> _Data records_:
——
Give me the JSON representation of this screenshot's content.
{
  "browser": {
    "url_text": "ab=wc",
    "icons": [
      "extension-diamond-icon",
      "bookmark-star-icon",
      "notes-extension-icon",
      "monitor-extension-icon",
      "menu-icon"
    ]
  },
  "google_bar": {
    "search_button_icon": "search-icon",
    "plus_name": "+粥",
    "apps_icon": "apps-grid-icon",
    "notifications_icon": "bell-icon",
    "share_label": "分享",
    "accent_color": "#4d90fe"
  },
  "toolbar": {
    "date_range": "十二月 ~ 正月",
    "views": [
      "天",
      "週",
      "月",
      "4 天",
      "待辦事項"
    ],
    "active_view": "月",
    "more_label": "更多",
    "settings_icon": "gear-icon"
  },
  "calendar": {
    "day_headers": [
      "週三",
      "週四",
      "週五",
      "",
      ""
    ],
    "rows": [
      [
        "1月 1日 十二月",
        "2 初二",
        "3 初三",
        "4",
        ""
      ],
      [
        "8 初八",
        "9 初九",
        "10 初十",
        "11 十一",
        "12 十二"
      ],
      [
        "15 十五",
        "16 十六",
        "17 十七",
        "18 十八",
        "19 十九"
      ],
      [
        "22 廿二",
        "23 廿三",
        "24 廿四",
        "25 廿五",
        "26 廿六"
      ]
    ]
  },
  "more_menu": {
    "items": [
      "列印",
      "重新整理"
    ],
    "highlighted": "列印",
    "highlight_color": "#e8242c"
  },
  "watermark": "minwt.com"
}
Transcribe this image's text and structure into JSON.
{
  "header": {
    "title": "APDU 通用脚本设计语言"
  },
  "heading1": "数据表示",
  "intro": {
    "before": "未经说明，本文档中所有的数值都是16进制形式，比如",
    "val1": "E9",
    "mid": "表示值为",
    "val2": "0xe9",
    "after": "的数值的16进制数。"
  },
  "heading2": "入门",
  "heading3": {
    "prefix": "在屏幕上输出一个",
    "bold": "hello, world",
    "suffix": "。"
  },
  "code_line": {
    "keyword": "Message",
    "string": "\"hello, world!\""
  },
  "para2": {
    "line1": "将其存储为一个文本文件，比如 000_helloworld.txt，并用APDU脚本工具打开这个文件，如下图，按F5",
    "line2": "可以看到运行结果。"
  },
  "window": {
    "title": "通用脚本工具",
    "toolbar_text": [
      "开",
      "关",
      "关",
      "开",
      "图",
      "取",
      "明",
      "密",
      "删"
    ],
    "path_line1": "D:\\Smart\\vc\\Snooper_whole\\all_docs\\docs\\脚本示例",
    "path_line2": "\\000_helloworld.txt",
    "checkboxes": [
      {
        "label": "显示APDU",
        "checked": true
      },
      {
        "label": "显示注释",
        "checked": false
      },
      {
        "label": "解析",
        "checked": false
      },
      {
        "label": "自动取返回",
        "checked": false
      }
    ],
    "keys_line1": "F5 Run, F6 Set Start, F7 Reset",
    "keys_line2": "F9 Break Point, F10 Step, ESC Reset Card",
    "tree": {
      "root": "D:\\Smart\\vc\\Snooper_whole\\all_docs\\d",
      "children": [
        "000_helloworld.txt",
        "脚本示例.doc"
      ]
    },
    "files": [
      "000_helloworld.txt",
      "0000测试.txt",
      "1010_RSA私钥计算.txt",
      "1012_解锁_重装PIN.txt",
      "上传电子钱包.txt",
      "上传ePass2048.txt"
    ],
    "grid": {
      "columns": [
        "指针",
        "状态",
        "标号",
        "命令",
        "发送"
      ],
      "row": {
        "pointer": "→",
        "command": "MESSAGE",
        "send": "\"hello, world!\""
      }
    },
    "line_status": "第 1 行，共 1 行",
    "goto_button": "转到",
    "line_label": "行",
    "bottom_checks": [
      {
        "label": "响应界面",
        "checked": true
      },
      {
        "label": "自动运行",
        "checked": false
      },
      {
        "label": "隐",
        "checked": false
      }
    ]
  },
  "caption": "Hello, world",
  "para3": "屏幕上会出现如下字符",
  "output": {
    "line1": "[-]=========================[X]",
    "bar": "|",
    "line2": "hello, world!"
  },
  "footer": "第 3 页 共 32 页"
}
——
> _Instructions for the task_: Extract the data exactly as given.

> _The result_:
Give me the JSON representation of this screenshot's content.
{
  "browser": {
    "url_text": "ab=wc",
    "icons": [
      "extension-diamond-icon",
      "bookmark-star-icon",
      "notes-extension-icon",
      "monitor-extension-icon",
      "menu-icon"
    ]
  },
  "google_bar": {
    "search_button_icon": "search-icon",
    "plus_name": "+粥",
    "apps_icon": "apps-grid-icon",
    "notifications_icon": "bell-icon",
    "share_label": "分享",
    "accent_color": "#4d90fe"
  },
  "toolbar": {
    "date_range": "十二月 ~ 正月",
    "views": [
      "天",
      "週",
      "月",
      "4 天",
      "待辦事項"
    ],
    "active_view": "月",
    "more_label": "更多",
    "settings_icon": "gear-icon"
  },
  "calendar": {
    "day_headers": [
      "週三",
      "週四",
      "週五",
      "",
      ""
    ],
    "rows": [
      [
        "1月 1日 十二月",
        "2 初二",
        "3 初三",
        "4",
        ""
      ],
      [
        "8 初八",
        "9 初九",
        "10 初十",
        "11 十一",
        "12 十二"
      ],
      [
        "15 十五",
        "16 十六",
        "17 十七",
        "18 十八",
        "19 十九"
      ],
      [
        "22 廿二",
        "23 廿三",
        "24 廿四",
        "25 廿五",
        "26 廿六"
      ]
    ]
  },
  "more_menu": {
    "items": [
      "列印",
      "重新整理"
    ],
    "highlighted": "列印",
    "highlight_color": "#e8242c"
  },
  "watermark": "minwt.com"
}
Transcribe this image's text and structure into JSON.
{
  "header": {
    "title": "APDU 通用脚本设计语言"
  },
  "heading1": "数据表示",
  "intro": {
    "before": "未经说明，本文档中所有的数值都是16进制形式，比如",
    "val1": "E9",
    "mid": "表示值为",
    "val2": "0xe9",
    "after": "的数值的16进制数。"
  },
  "heading2": "入门",
  "heading3": {
    "prefix": "在屏幕上输出一个",
    "bold": "hello, world",
    "suffix": "。"
  },
  "code_line": {
    "keyword": "Message",
    "string": "\"hello, world!\""
  },
  "para2": {
    "line1": "将其存储为一个文本文件，比如 000_helloworld.txt，并用APDU脚本工具打开这个文件，如下图，按F5",
    "line2": "可以看到运行结果。"
  },
  "window": {
    "title": "通用脚本工具",
    "toolbar_text": [
      "开",
      "关",
      "关",
      "开",
      "图",
      "取",
      "明",
      "密",
      "删"
    ],
    "path_line1": "D:\\Smart\\vc\\Snooper_whole\\all_docs\\docs\\脚本示例",
    "path_line2": "\\000_helloworld.txt",
    "checkboxes": [
      {
        "label": "显示APDU",
        "checked": true
      },
      {
        "label": "显示注释",
        "checked": false
      },
      {
        "label": "解析",
        "checked": false
      },
      {
        "label": "自动取返回",
        "checked": false
      }
    ],
    "keys_line1": "F5 Run, F6 Set Start, F7 Reset",
    "keys_line2": "F9 Break Point, F10 Step, ESC Reset Card",
    "tree": {
      "root": "D:\\Smart\\vc\\Snooper_whole\\all_docs\\d",
      "children": [
        "000_helloworld.txt",
        "脚本示例.doc"
      ]
    },
    "files": [
      "000_helloworld.txt",
      "0000测试.txt",
      "1010_RSA私钥计算.txt",
      "1012_解锁_重装PIN.txt",
      "上传电子钱包.txt",
      "上传ePass2048.txt"
    ],
    "grid": {
      "columns": [
        "指针",
        "状态",
        "标号",
        "命令",
        "发送"
      ],
      "row": {
        "pointer": "→",
        "command": "MESSAGE",
        "send": "\"hello, world!\""
      }
    },
    "line_status": "第 1 行，共 1 行",
    "goto_button": "转到",
    "line_label": "行",
    "bottom_checks": [
      {
        "label": "响应界面",
        "checked": true
      },
      {
        "label": "自动运行",
        "checked": false
      },
      {
        "label": "隐",
        "checked": false
      }
    ]
  },
  "caption": "Hello, world",
  "para3": "屏幕上会出现如下字符",
  "output": {
    "line1": "[-]=========================[X]",
    "bar": "|",
    "line2": "hello, world!"
  },
  "footer": "第 3 页 共 32 页"
}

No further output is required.